Document page entries with text
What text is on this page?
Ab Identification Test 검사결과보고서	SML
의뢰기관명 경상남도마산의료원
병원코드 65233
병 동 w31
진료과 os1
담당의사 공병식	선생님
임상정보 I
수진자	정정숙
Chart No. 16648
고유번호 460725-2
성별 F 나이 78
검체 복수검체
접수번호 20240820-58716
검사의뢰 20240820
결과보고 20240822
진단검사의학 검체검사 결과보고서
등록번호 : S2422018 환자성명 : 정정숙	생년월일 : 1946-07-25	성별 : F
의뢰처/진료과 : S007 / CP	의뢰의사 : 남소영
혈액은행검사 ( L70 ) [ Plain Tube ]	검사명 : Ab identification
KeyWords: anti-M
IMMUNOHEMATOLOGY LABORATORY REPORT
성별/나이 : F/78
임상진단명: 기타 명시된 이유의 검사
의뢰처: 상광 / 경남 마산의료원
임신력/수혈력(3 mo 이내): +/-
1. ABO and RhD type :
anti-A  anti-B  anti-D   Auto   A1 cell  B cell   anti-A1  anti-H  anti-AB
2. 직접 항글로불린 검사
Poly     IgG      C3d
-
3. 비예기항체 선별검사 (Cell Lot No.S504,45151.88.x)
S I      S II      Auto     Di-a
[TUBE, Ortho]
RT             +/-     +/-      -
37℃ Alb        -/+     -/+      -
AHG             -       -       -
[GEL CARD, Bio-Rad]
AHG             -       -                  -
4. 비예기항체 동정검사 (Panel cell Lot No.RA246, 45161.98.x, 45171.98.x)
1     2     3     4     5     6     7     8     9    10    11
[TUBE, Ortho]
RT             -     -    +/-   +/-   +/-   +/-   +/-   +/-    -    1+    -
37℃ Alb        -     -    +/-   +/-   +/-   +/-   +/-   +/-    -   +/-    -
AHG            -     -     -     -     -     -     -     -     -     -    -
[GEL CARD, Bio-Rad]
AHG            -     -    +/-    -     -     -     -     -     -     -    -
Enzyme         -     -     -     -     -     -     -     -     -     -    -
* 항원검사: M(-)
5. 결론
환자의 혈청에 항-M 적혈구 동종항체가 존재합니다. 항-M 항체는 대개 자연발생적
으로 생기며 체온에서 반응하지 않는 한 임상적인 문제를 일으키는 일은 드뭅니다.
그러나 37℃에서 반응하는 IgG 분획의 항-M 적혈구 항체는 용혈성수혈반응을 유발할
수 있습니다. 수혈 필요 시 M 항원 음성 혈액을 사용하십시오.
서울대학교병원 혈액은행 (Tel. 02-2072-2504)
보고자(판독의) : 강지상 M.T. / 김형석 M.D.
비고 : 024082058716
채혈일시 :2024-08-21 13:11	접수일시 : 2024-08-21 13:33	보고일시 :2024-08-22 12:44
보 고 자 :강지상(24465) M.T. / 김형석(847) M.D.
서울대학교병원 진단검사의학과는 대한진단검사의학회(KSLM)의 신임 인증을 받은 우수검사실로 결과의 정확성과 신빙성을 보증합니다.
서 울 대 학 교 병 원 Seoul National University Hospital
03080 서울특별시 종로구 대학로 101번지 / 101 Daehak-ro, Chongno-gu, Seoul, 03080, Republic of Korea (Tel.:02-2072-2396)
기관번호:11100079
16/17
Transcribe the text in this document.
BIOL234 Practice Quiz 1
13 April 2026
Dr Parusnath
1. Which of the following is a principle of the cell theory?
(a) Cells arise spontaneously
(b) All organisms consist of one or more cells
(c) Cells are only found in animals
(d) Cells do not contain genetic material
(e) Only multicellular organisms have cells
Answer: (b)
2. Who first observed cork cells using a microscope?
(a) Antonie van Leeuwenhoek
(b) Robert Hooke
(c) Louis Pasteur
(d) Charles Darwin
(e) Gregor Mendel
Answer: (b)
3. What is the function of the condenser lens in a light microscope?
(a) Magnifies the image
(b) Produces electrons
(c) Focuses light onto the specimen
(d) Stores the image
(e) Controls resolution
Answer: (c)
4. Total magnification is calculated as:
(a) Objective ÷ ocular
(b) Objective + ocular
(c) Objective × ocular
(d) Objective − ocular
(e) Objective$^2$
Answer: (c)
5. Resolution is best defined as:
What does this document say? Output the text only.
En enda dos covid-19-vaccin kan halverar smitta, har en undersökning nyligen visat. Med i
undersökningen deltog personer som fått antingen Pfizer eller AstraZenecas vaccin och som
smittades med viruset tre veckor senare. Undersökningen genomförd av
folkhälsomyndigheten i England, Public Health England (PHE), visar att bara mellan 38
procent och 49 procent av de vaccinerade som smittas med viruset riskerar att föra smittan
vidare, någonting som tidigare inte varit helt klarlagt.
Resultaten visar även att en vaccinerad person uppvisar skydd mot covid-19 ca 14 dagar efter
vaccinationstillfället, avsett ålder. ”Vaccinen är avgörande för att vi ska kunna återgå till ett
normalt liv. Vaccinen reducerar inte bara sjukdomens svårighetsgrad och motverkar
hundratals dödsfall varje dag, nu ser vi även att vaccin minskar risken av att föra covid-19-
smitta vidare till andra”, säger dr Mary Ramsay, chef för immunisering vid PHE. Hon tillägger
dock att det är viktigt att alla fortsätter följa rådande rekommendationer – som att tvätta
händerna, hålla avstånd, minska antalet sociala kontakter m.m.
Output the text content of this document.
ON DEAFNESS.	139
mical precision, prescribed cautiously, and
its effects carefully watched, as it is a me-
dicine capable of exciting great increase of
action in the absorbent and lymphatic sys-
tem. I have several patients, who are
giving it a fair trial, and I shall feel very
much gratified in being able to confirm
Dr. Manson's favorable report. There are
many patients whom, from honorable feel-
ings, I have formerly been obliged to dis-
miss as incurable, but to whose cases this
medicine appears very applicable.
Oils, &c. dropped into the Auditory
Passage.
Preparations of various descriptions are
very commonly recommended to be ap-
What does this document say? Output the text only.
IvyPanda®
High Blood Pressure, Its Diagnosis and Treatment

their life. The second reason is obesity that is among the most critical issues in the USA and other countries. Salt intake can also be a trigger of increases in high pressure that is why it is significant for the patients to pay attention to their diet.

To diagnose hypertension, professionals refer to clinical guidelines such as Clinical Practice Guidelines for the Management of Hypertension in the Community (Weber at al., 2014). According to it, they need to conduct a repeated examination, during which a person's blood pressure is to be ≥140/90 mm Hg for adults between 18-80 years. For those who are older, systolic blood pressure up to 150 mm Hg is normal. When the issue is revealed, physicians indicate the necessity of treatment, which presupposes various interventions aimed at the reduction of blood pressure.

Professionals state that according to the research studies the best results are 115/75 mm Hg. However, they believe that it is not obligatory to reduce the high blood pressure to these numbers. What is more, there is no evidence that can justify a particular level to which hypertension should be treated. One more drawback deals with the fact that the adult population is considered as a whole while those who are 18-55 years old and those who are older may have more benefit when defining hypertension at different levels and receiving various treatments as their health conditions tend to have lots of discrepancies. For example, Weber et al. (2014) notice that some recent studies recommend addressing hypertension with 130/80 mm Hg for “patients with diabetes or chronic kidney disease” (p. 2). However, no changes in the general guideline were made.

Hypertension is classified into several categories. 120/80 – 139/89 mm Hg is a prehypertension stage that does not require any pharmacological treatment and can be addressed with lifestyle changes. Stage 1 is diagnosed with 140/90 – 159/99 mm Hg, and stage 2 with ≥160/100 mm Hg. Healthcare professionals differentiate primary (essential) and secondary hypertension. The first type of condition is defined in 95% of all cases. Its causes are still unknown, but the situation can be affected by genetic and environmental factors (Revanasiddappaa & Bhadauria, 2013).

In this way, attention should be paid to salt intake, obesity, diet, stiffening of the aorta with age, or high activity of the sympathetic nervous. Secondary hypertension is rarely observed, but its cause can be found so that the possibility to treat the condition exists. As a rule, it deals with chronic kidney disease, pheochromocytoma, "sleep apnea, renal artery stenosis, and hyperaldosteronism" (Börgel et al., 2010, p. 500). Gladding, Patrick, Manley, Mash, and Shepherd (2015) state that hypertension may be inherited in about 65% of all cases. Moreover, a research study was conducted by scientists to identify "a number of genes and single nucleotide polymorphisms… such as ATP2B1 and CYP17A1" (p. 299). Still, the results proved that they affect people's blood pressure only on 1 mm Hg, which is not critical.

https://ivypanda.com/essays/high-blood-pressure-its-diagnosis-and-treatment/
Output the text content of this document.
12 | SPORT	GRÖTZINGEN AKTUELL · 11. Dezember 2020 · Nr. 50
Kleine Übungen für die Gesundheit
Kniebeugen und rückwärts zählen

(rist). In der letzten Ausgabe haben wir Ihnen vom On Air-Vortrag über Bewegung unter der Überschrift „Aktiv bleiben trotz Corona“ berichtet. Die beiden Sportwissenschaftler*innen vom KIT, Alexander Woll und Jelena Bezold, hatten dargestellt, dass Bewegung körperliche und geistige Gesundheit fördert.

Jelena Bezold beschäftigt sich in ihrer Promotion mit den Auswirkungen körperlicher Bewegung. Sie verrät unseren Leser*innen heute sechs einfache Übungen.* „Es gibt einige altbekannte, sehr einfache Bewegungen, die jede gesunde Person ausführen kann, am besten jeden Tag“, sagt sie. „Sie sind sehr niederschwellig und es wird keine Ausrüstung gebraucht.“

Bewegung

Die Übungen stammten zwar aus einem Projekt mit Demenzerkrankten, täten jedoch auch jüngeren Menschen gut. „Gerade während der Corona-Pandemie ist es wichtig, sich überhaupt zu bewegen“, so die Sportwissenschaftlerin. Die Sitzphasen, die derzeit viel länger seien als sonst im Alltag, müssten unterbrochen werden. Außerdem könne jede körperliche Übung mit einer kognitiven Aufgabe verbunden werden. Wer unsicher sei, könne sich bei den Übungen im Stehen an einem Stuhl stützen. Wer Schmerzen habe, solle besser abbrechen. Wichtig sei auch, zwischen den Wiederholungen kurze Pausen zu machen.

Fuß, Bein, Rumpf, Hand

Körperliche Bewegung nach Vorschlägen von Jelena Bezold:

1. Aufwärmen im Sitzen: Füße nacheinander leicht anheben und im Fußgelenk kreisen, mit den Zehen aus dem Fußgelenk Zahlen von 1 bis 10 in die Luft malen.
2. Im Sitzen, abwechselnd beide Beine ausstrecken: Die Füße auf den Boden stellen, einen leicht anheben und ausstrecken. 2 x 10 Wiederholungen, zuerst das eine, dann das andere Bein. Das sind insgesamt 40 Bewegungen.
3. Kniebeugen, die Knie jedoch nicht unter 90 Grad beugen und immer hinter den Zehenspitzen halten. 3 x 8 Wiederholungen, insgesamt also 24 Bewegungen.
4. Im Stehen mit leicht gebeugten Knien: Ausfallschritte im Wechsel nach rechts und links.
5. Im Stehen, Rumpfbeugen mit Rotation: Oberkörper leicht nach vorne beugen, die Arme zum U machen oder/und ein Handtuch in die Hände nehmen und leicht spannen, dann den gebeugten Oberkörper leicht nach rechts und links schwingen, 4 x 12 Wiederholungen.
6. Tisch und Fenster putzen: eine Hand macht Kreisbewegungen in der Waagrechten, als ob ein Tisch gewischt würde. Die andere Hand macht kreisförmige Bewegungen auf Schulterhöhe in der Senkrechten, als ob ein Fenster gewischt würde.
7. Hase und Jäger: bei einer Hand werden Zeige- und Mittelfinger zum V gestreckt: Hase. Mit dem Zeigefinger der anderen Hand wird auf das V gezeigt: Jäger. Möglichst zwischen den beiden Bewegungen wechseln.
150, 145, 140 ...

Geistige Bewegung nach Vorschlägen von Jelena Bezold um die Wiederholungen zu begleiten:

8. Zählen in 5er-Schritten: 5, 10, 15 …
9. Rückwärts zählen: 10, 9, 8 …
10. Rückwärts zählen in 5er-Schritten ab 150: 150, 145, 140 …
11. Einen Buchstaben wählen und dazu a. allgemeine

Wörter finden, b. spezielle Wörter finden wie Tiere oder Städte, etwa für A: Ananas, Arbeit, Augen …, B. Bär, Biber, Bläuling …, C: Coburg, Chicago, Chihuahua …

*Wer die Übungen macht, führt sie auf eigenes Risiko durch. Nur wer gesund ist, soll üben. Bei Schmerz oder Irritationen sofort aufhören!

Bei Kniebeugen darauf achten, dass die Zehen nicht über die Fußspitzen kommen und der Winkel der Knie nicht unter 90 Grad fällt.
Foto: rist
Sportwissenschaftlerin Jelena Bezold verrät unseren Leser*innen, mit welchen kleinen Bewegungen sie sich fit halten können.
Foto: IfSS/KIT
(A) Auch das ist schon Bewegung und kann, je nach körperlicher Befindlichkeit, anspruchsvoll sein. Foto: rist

▶ **What to work on**
Among the lines above, which ones include the word "feel"? Copy them.

▶ **Exercise response**
giving it a fair trial, and I shall feel very
many patients whom, from honorable feel-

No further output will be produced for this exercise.